What the task requires
Would you quote every entry exactly, dropping only the pictures?
_ _ _ _ _
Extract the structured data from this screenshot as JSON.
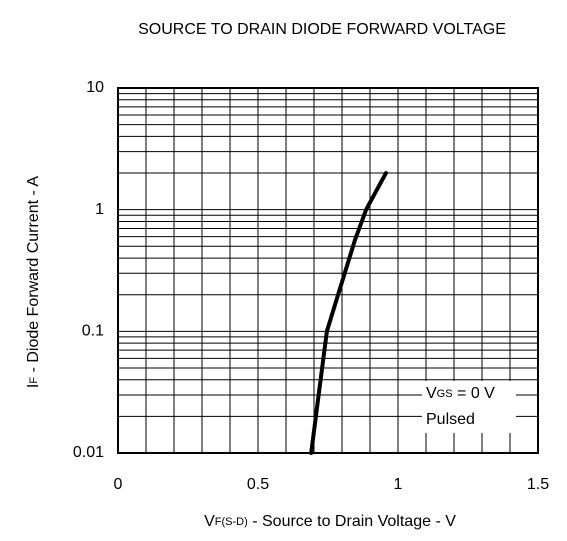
{
  "chart_data": {
    "type": "line",
    "title": "SOURCE TO DRAIN DIODE FORWARD VOLTAGE",
    "xlabel": [
      "V",
      "F(S-D)",
      " - Source to Drain Voltage - V"
    ],
    "ylabel": [
      "I",
      "F",
      " - Diode Forward Current - A"
    ],
    "annotation": [
      "V",
      "GS",
      " = 0 V"
    ],
    "annotation2": "Pulsed",
    "x": [
      0.69,
      0.714,
      0.746,
      0.786,
      0.846,
      0.886,
      0.957
    ],
    "series": [
      {
        "color": "#000000",
        "values": [
          0.01,
          0.027,
          0.1,
          0.2,
          0.56,
          1,
          2
        ]
      }
    ],
    "xlim": [
      0,
      1.5
    ],
    "xticks": [
      0,
      0.5,
      1,
      1.5
    ],
    "ylim": [
      0.01,
      10
    ],
    "yticks": [
      0.01,
      0.1,
      1,
      10
    ],
    "ylog": true,
    "grid": true,
    "xminor": [
      0.1,
      0.2,
      0.3,
      0.4,
      0.6,
      0.7,
      0.8,
      0.9,
      1.1,
      1.2,
      1.3,
      1.4
    ],
    "yminor": [
      0.02,
      0.03,
      0.04,
      0.05,
      0.06,
      0.07,
      0.08,
      0.09,
      0.2,
      0.3,
      0.4,
      0.5,
      0.6,
      0.7,
      0.8,
      0.9,
      2,
      3,
      4,
      5,
      6,
      7,
      8,
      9
    ]
  }
}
_ _ _ _ _
Solution for this exercise
Extract the structured data from this screenshot as JSON.
{
  "chart_data": {
    "type": "line",
    "title": "SOURCE TO DRAIN DIODE FORWARD VOLTAGE",
    "xlabel": [
      "V",
      "F(S-D)",
      " - Source to Drain Voltage - V"
    ],
    "ylabel": [
      "I",
      "F",
      " - Diode Forward Current - A"
    ],
    "annotation": [
      "V",
      "GS",
      " = 0 V"
    ],
    "annotation2": "Pulsed",
    "x": [
      0.69,
      0.714,
      0.746,
      0.786,
      0.846,
      0.886,
      0.957
    ],
    "series": [
      {
        "color": "#000000",
        "values": [
          0.01,
          0.027,
          0.1,
          0.2,
          0.56,
          1,
          2
        ]
      }
    ],
    "xlim": [
      0,
      1.5
    ],
    "xticks": [
      0,
      0.5,
      1,
      1.5
    ],
    "ylim": [
      0.01,
      10
    ],
    "yticks": [
      0.01,
      0.1,
      1,
      10
    ],
    "ylog": true,
    "grid": true,
    "xminor": [
      0.1,
      0.2,
      0.3,
      0.4,
      0.6,
      0.7,
      0.8,
      0.9,
      1.1,
      1.2,
      1.3,
      1.4
    ],
    "yminor": [
      0.02,
      0.03,
      0.04,
      0.05,
      0.06,
      0.07,
      0.08,
      0.09,
      0.2,
      0.3,
      0.4,
      0.5,
      0.6,
      0.7,
      0.8,
      0.9,
      2,
      3,
      4,
      5,
      6,
      7,
      8,
      9
    ]
  }
}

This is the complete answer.